◆ **Задание**:
Ответьте по отрывку на три вопроса:
1. Какую композицию, общезнакомую по множеству изображений, варьирует работа?
2. Какой символ помещен в верхнем центре композиции?
3. Что находится на стене пожарной части на 48-й западной стрит?

Композиционно работа варьирует столь же общезнакомое - по множеству изображений, сделанных на протяжении этих двух тысячелетий – «Снятие с креста». Аналогии, как например, и рифмы, если всерьез, то не бывают случайными. Раз уж явились в сознании. Сознательная жертва себя. «Живота своего за други своя.»

Громко?  Архаично? Но, что называется, по-другому не скажешь, ведь по сути-то – так! Раз знали, что дома сейчас рухнут. И шли в них… И при чем тут «соц-реализм»… Да, собственно, думай, как хочешь.

           В третьем, верхнем (горнем), в перспективе – на заднем плане – центре – как и положено, в окружении нескольких, уже мифологизируемых фигур - символ. Флаг. Узнаваемый знак данного Pax. И тоже ведь справедливо. Ведь не в Дримландии какой-нибудь это все было, не в пустыне и не на Марсе. Здесь: NY, NY, USA; 09. 11. 2001. От Рождества Христова.

           Я обожаю Нью-Йорк (пусть даже банальностью прочтется все, наговоренное мной тут). Держа в памяти (пока и ее не пожрала энтропия) и московские «Российские вина», и «Горьки-стрит», и «Яму» на Столешниках, я стану любить его еще больше, проходя по 48-ой западной стрит, мимо пожарной части, где на стене – мемориальный барельеф памяти погибших пожарных, сработанный моим другом.



4   Cегодня…

Последний месяц у меня идейка... Все жду ее слепить... А тут вот решил, может, и для твоего какого документари интересна станет.

◆ **Строки**:
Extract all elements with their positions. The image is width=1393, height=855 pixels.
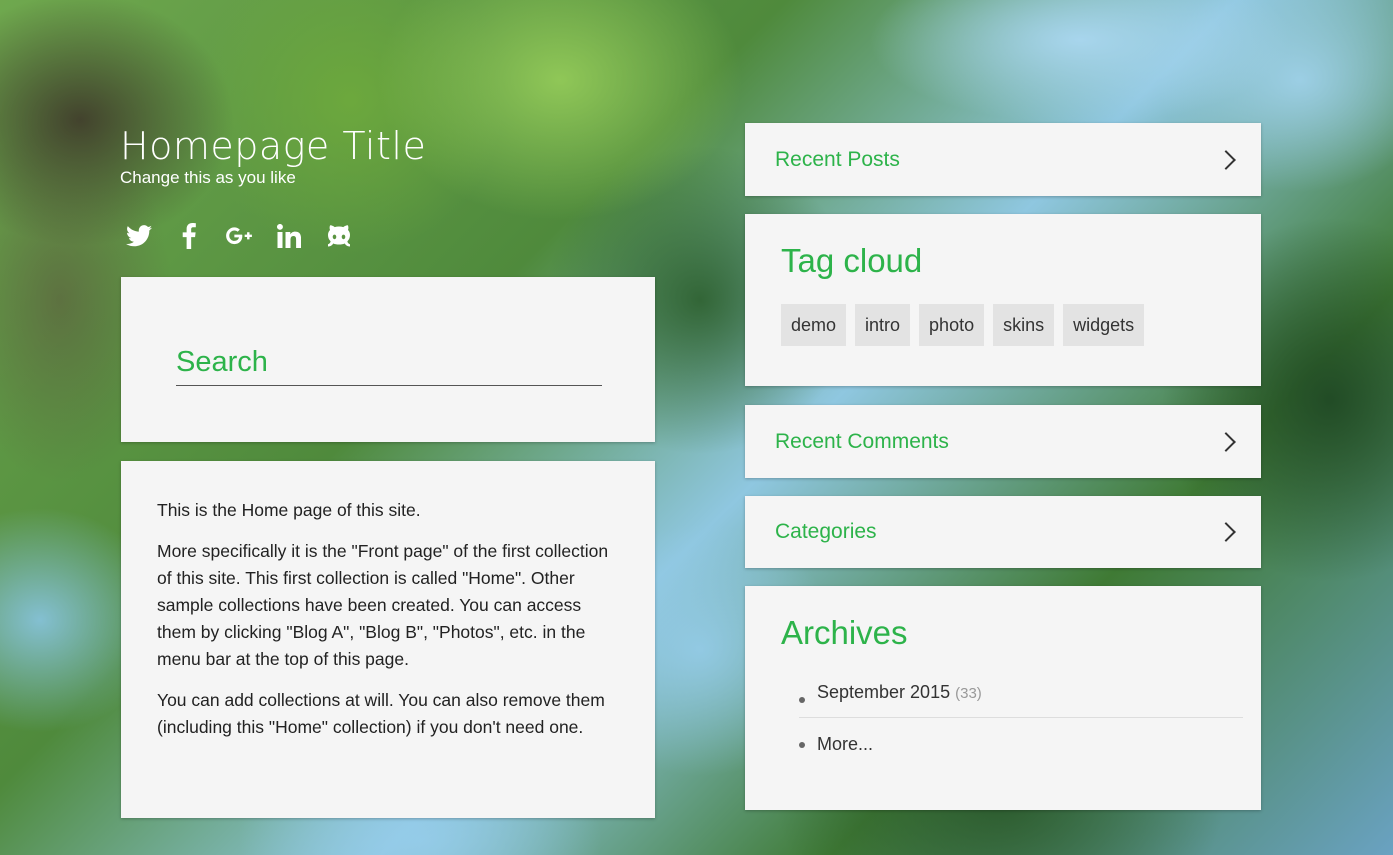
intro-paragraph: This is the Home page of this site. <box>157 500 421 520</box>
tag-cloud-widget: Tag cloud demo intro photo skins widgets <box>745 214 1261 386</box>
recent-posts-label: Recent Posts <box>775 147 900 171</box>
content-panel: This is the Home page of this site. More… <box>121 461 655 818</box>
search-input[interactable] <box>176 339 602 386</box>
archive-count: (33) <box>955 685 982 702</box>
chevron-right-icon <box>1216 149 1236 170</box>
tag-photo[interactable]: photo <box>919 304 985 346</box>
description-paragraph: More specifically it is the "Front page"… <box>157 541 609 669</box>
list-item: More... <box>799 734 1261 755</box>
categories-label: Categories <box>775 520 877 543</box>
recent-posts-header[interactable]: Recent Posts <box>745 123 1261 196</box>
recent-comments-header[interactable]: Recent Comments <box>745 405 1261 478</box>
social-links <box>126 222 352 250</box>
tag-intro[interactable]: intro <box>855 304 911 346</box>
archive-more-link[interactable]: More... <box>817 734 873 754</box>
facebook-icon[interactable] <box>176 222 202 250</box>
list-item: September 2015 (33) <box>799 682 1243 718</box>
chevron-right-icon <box>1216 522 1236 542</box>
content-body: This is the Home page of this site. More… <box>121 461 655 741</box>
recent-comments-widget[interactable]: Recent Comments <box>745 405 1261 478</box>
archives-widget: Archives September 2015 (33) More... <box>745 586 1261 810</box>
tag-widgets[interactable]: widgets <box>1063 304 1145 346</box>
site-tagline: Change this as you like <box>120 168 296 187</box>
page-title[interactable]: Homepage Title <box>120 122 426 170</box>
twitter-icon[interactable] <box>126 222 152 250</box>
archive-link-september-2015[interactable]: September 2015 <box>817 682 950 702</box>
archives-title: Archives <box>781 614 908 651</box>
tag-cloud-title: Tag cloud <box>781 242 923 279</box>
github-icon[interactable] <box>326 222 352 250</box>
tag-list: demo intro photo skins widgets <box>781 304 1261 346</box>
categories-widget[interactable]: Categories <box>745 496 1261 568</box>
google-plus-icon[interactable] <box>226 222 252 250</box>
site-header: Homepage Title Change this as you like <box>120 122 426 188</box>
linkedin-icon[interactable] <box>276 222 302 250</box>
categories-header[interactable]: Categories <box>745 496 1261 568</box>
chevron-right-icon <box>1216 431 1236 452</box>
archive-list: September 2015 (33) More... <box>781 682 1261 755</box>
tag-skins[interactable]: skins <box>993 304 1055 346</box>
recent-posts-widget[interactable]: Recent Posts <box>745 123 1261 196</box>
tag-demo[interactable]: demo <box>781 304 847 346</box>
search-widget <box>121 277 655 442</box>
collections-paragraph: You can add collections at will. You can… <box>157 690 605 737</box>
recent-comments-label: Recent Comments <box>775 429 949 453</box>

◆ **Ответ**:
1. «Снятие с креста».
2. Флаг.
3. Мемориальный барельеф памяти погибших пожарных.